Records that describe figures
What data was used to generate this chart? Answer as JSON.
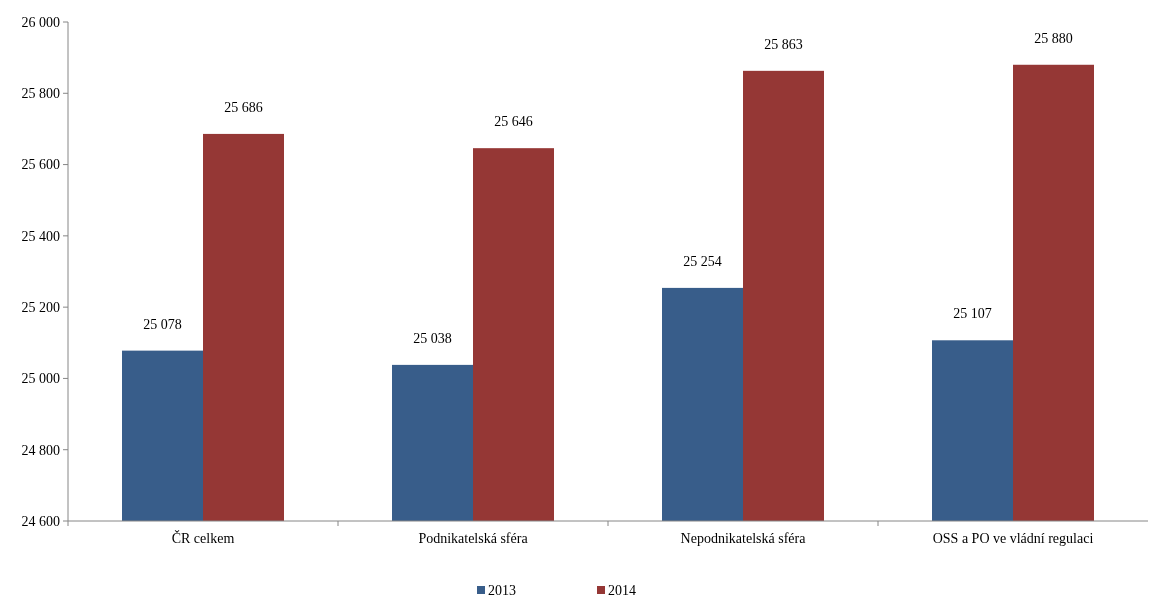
{
  "chart_data": {
    "type": "bar",
    "categories": [
      "ČR celkem",
      "Podnikatelská sféra",
      "Nepodnikatelská sféra",
      "OSS a PO ve vládní regulaci"
    ],
    "series": [
      {
        "name": "2013",
        "color": "#385d8a",
        "values": [
          25078,
          25038,
          25254,
          25107
        ],
        "value_labels": [
          "25 078",
          "25 038",
          "25 254",
          "25 107"
        ]
      },
      {
        "name": "2014",
        "color": "#953735",
        "values": [
          25686,
          25646,
          25863,
          25880
        ],
        "value_labels": [
          "25 686",
          "25 646",
          "25 863",
          "25 880"
        ]
      }
    ],
    "ylim": [
      24600,
      26000
    ],
    "yticks": [
      {
        "value": 24600,
        "label": "24 600"
      },
      {
        "value": 24800,
        "label": "24 800"
      },
      {
        "value": 25000,
        "label": "25 000"
      },
      {
        "value": 25200,
        "label": "25 200"
      },
      {
        "value": 25400,
        "label": "25 400"
      },
      {
        "value": 25600,
        "label": "25 600"
      },
      {
        "value": 25800,
        "label": "25 800"
      },
      {
        "value": 26000,
        "label": "26 000"
      }
    ],
    "grid": false,
    "legend": "bottom"
  }
}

**EXERCISE OBJECTIVE**
Please write out all of the material above without changing a word, and omit any pictures.

**RESULT OF THIS TASK**
What data was used to generate this chart? Answer as JSON.
{
  "chart_data": {
    "type": "bar",
    "categories": [
      "ČR celkem",
      "Podnikatelská sféra",
      "Nepodnikatelská sféra",
      "OSS a PO ve vládní regulaci"
    ],
    "series": [
      {
        "name": "2013",
        "color": "#385d8a",
        "values": [
          25078,
          25038,
          25254,
          25107
        ],
        "value_labels": [
          "25 078",
          "25 038",
          "25 254",
          "25 107"
        ]
      },
      {
        "name": "2014",
        "color": "#953735",
        "values": [
          25686,
          25646,
          25863,
          25880
        ],
        "value_labels": [
          "25 686",
          "25 646",
          "25 863",
          "25 880"
        ]
      }
    ],
    "ylim": [
      24600,
      26000
    ],
    "yticks": [
      {
        "value": 24600,
        "label": "24 600"
      },
      {
        "value": 24800,
        "label": "24 800"
      },
      {
        "value": 25000,
        "label": "25 000"
      },
      {
        "value": 25200,
        "label": "25 200"
      },
      {
        "value": 25400,
        "label": "25 400"
      },
      {
        "value": 25600,
        "label": "25 600"
      },
      {
        "value": 25800,
        "label": "25 800"
      },
      {
        "value": 26000,
        "label": "26 000"
      }
    ],
    "grid": false,
    "legend": "bottom"
  }
}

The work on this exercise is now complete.